Thursday Reads: I Can’t Take It Anymore . . .Posted: November 7, 2019
I’m having another one of those “I can’t take anymore” days. I couldn’t stand reading the news yesterday and today the feeling is even stronger as I’ve forced myself to surf for stories to post. Here’s what I’ve come up with.
An aide to Mike Pence is testifying in the impeachment inquiry today. Reuters: As public hearings loom, Vice President Pence aide meets with U.S. House committees.
U.S. congressional committees conducting an impeachment investigation of President Donald Trump met on Thursday for the first time with a top adviser to Vice President Mike Pence, one of the last witnesses to testify behind closed doors before public hearings start next week.
Jennifer Williams, a career foreign service officer and special adviser to Pence for Europe and Russia, arrived at the U.S. Capitol to testify behind closed doors on Thursday morning with members of the House of Representatives Foreign Affairs, Intelligence and Oversight committees.
Lawmakers will look to Williams for information about how much Pence knew about efforts by Trump and those around him to pressure Ukrainian officials to investigate former Vice President Joe Biden and his son Hunter, and foreign interference in the 2016 U.S. election.
According to CNN, Williams was “concerned” about Trump’s July 25 phone call with Ukraine president Zelensky.
Williams was on the July 25 call between Trump and Ukraine President Volodymr Zelensky, and she was concerned about what she heard on the call but there is no indication Williams raised her concerns to her superiors, according to the source.
Justin Shur, Williams’ attorney, told CNN in a statement Wednesday night that she would answer the committee’s questions “if required to appear.”
“Jennifer is a longtime dedicated State Department employee,” Shur said in the statement. “If required to appear, she will answer the Committees’ questions. We expect her testimony will largely reflect what is already in the public record.” [….]
Williams, a longtime State Department staffer, is detailed to Pence’s office as special adviser on European and Russian affairs and was one of two Pence aides on the call. The other was Gen. Keith Kellogg, the vice president’s national security adviser, who has not yet been called to testify.
Williams would be the first person on Pence’s national security team to appear. She has knowledge of how much the vice president knew about the efforts by Trump and those around him to push Ukraine to launch investigations into former Vice President Joe Biden and his son, as well as 2016 election interference, a source familiar with her thinking told CNN.
We’ll probably hear more about Williams and what she has to say later on today.
The New York Times reported this morning that Zelensky received the message about a quid pro quo loud and clear, and he was planning to do Trump’s bidding: Zelensky Bowed to Trump’s Demands, Until Luck Spared Him.
KIEV, Ukraine — It was early September, and Ukraine’s new president, Volodymyr Zelensky, faced an agonizing choice: whether to capitulate to President Trump’s demands to publicly announce investigations against his political enemies or to refuse, and lose desperately needed military aid.

Request 1
According to the news post, who is Jennifer Williams' attorney?

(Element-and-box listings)
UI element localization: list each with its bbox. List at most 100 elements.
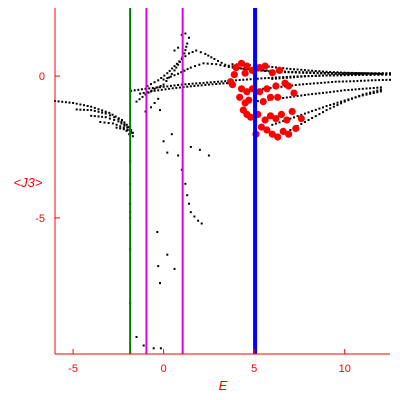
data-point (272, 115, 280, 123)
data-point (318, 113, 321, 116)
data-point (309, 82, 312, 85)
data-point (389, 72, 391, 75)
data-point (142, 91, 145, 94)
data-point (288, 107, 296, 116)
data-point (157, 97, 160, 100)
data-point (378, 79, 381, 82)
data-point (220, 61, 223, 64)
data-point (121, 119, 123, 121)
data-point (111, 113, 114, 116)
data-point (197, 219, 200, 222)
data-point (230, 71, 238, 79)
data-point (224, 80, 227, 83)
data-point (340, 100, 343, 103)
data-point (123, 124, 126, 127)
data-point (243, 88, 251, 96)
data-point (200, 222, 203, 225)
data-point (322, 70, 324, 73)
data-point (223, 65, 226, 67)
data-point (256, 100, 259, 103)
data-point (238, 79, 241, 81)
data-point (294, 71, 297, 73)
data-point (79, 103, 82, 106)
data-point (282, 67, 285, 70)
data-point (323, 71, 326, 74)
data-point (237, 59, 246, 67)
data-point (285, 82, 293, 90)
data-point (365, 87, 368, 90)
data-point (312, 82, 315, 85)
data-point (349, 80, 352, 83)
data-point (173, 74, 176, 77)
data-point (75, 102, 78, 105)
data-point (133, 89, 136, 92)
data-point (377, 73, 380, 76)
data-point (370, 79, 373, 82)
data-point (343, 100, 346, 103)
data-point (300, 94, 303, 97)
data-point (261, 116, 269, 124)
series-0 (54, 32, 391, 350)
data-point (272, 82, 280, 90)
data-point (285, 76, 288, 79)
data-point (135, 100, 138, 103)
data-point (184, 55, 187, 58)
data-point (338, 72, 341, 75)
data-point (318, 74, 321, 77)
data-point (325, 74, 328, 77)
data-point (186, 85, 189, 88)
data-point (268, 130, 276, 138)
data-point (261, 62, 269, 70)
data-point (213, 81, 216, 83)
data-point (177, 84, 180, 86)
data-point (336, 101, 339, 104)
data-point (334, 80, 337, 83)
data-point (289, 68, 292, 70)
data-point (290, 89, 298, 97)
data-point (153, 102, 156, 104)
data-point (104, 116, 107, 119)
data-point (320, 81, 323, 84)
data-point (178, 60, 181, 63)
data-point (83, 104, 85, 107)
data-point (296, 95, 299, 97)
data-point (278, 77, 281, 80)
data-point (322, 74, 324, 77)
data-point (307, 69, 310, 72)
data-point (289, 96, 292, 99)
data-point (322, 111, 324, 114)
data-point (379, 72, 382, 75)
data-point (257, 123, 265, 131)
data-point (131, 131, 133, 134)
data-point (278, 121, 281, 124)
data-point (57, 100, 60, 103)
data-point (180, 71, 183, 74)
data-point (120, 122, 123, 125)
data-point (153, 87, 156, 90)
data-point (86, 109, 89, 111)
data-point (381, 79, 384, 81)
data-point (177, 63, 180, 66)
data-point (376, 91, 379, 94)
data-point (103, 121, 106, 124)
data-point (329, 74, 332, 77)
data-point (155, 86, 158, 89)
data-point (86, 105, 89, 107)
data-point (343, 99, 346, 102)
data-point (340, 102, 343, 105)
data-point (259, 98, 267, 106)
data-point (122, 126, 125, 129)
data-point (311, 69, 314, 72)
plot-area: -5 0 5 10 0 -5 (35, 8, 391, 375)
data-point (280, 85, 283, 88)
data-point (217, 59, 219, 62)
data-point (159, 282, 161, 285)
data-point (101, 115, 104, 118)
data-point (284, 70, 286, 73)
data-point (263, 85, 271, 93)
data-point (170, 133, 173, 136)
data-point (296, 68, 299, 71)
data-point (119, 127, 122, 130)
data-point (220, 80, 223, 83)
data-point (358, 88, 361, 91)
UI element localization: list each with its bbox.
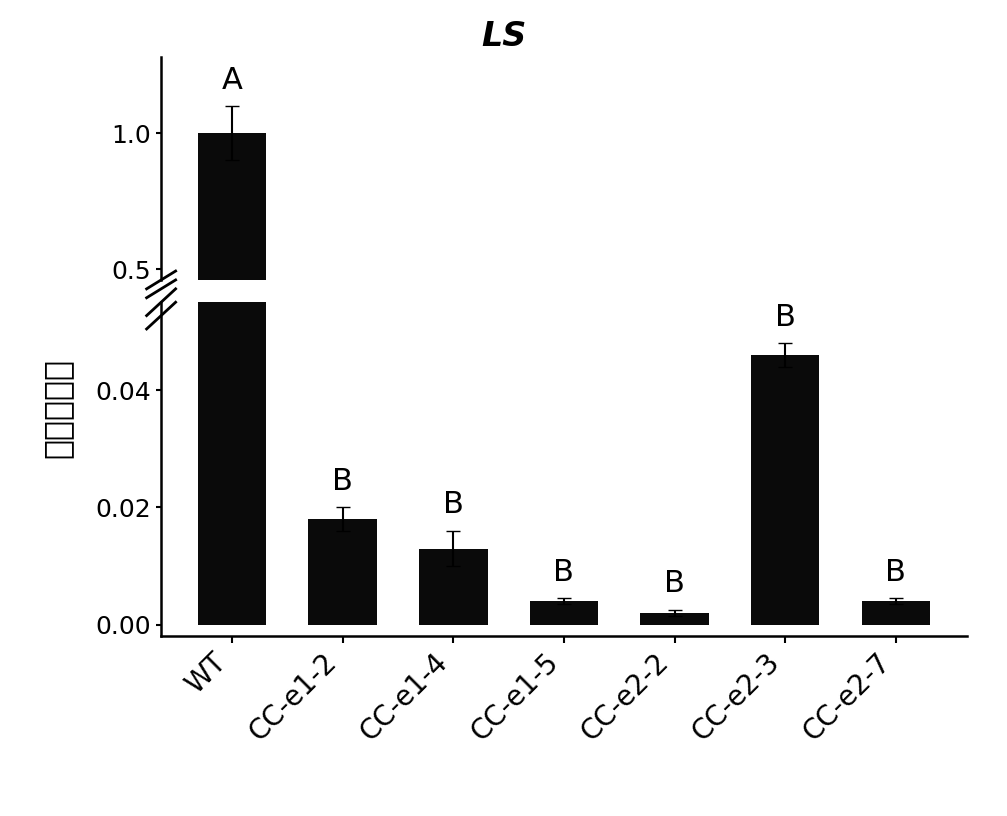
Text: LS: LS: [481, 20, 526, 53]
Text: B: B: [332, 467, 353, 496]
Bar: [197, 133, 266, 405]
Text: B: B: [885, 557, 906, 587]
Bar: [419, 401, 487, 405]
Text: B: B: [554, 557, 574, 587]
Text: B: B: [443, 490, 464, 519]
Bar: [197, 0, 266, 625]
Text: B: B: [774, 303, 796, 331]
Text: B: B: [664, 570, 685, 598]
Bar: [530, 601, 598, 625]
Text: A: A: [222, 66, 243, 95]
Bar: [530, 404, 598, 405]
Text: 相对表达量: 相对表达量: [40, 358, 74, 458]
Bar: [751, 355, 820, 625]
Bar: [308, 400, 377, 405]
Bar: [751, 392, 820, 405]
Bar: [640, 613, 709, 625]
Bar: [862, 404, 930, 405]
Bar: [419, 548, 487, 625]
Bar: [308, 519, 377, 625]
Bar: [862, 601, 930, 625]
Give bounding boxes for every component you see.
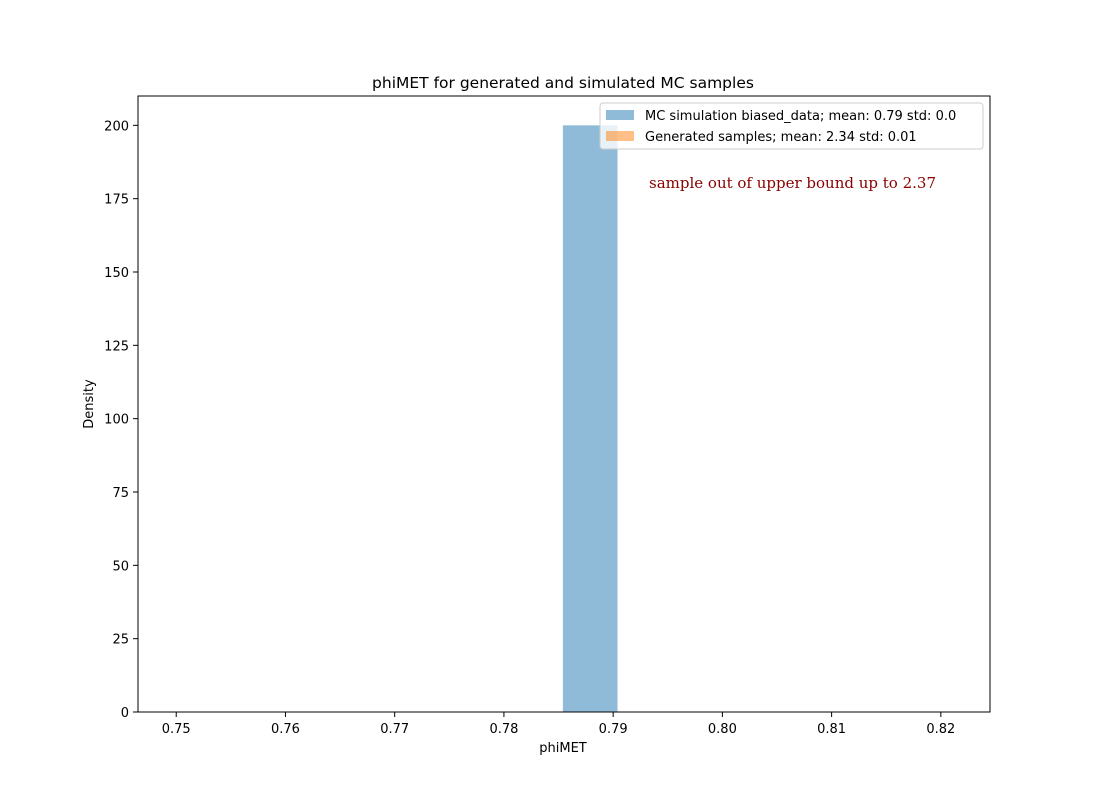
histogram-bar-series-0-0	[562, 125, 618, 713]
legend-swatch-generated-samples	[606, 131, 634, 141]
out-of-bound-annotation: sample out of upper bound up to 2.37	[649, 174, 936, 192]
x-tick-label: 0.82	[926, 722, 955, 737]
legend-swatch-mc-simulation	[606, 110, 634, 120]
x-tick-label: 0.75	[162, 722, 191, 737]
y-tick-label: 25	[112, 633, 129, 648]
histogram-bars	[562, 125, 618, 713]
y-axis-ticks: 0 25 50 75 100 125 150 175 200	[104, 119, 138, 721]
y-tick-label: 125	[104, 339, 129, 354]
x-tick-label: 0.79	[599, 722, 628, 737]
y-tick-label: 75	[112, 486, 129, 501]
y-tick-label: 175	[104, 193, 129, 208]
x-tick-label: 0.81	[817, 722, 846, 737]
y-tick-label: 150	[104, 266, 129, 281]
x-tick-label: 0.76	[271, 722, 300, 737]
axes-frame	[137, 95, 991, 713]
legend: MC simulation biased_data; mean: 0.79 st…	[599, 102, 984, 150]
y-tick-label: 0	[121, 706, 129, 721]
x-tick-label: 0.77	[380, 722, 409, 737]
y-tick-label: 200	[104, 119, 129, 134]
x-tick-label: 0.78	[489, 722, 518, 737]
y-tick-label: 50	[112, 559, 129, 574]
x-axis-ticks: 0.75 0.76 0.77 0.78 0.79 0.80 0.81 0.82	[162, 712, 955, 737]
x-tick-label: 0.80	[708, 722, 737, 737]
x-axis-label: phiMET	[539, 741, 587, 756]
legend-label-mc-simulation: MC simulation biased_data; mean: 0.79 st…	[645, 109, 956, 124]
legend-frame	[599, 102, 984, 150]
legend-label-generated-samples: Generated samples; mean: 2.34 std: 0.01	[645, 130, 917, 145]
y-axis-label: Density	[82, 379, 97, 429]
chart-title: phiMET for generated and simulated MC sa…	[372, 74, 754, 92]
y-tick-label: 100	[104, 413, 129, 428]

Request 2
In the records, write out exactly the part that starts with the line containing "Text: LS: LS: [481, 20, 526, 53]" and ends with the line containing "Text: A: A: [222, 66, 243, 95]", including both.

Result 1
Justin Shur

Result 2
Text: LS: LS: [481, 20, 526, 53]
Text: B: B: [332, 467, 353, 496]
Bar: [197, 133, 266, 405]
Text: B: B: [885, 557, 906, 587]
Bar: [419, 401, 487, 405]
Text: B: B: [554, 557, 574, 587]
Text: B: B: [443, 490, 464, 519]
Bar: [197, 0, 266, 625]
Text: B: B: [774, 303, 796, 331]
Text: B: B: [664, 570, 685, 598]
Bar: [530, 601, 598, 625]
Text: A: A: [222, 66, 243, 95]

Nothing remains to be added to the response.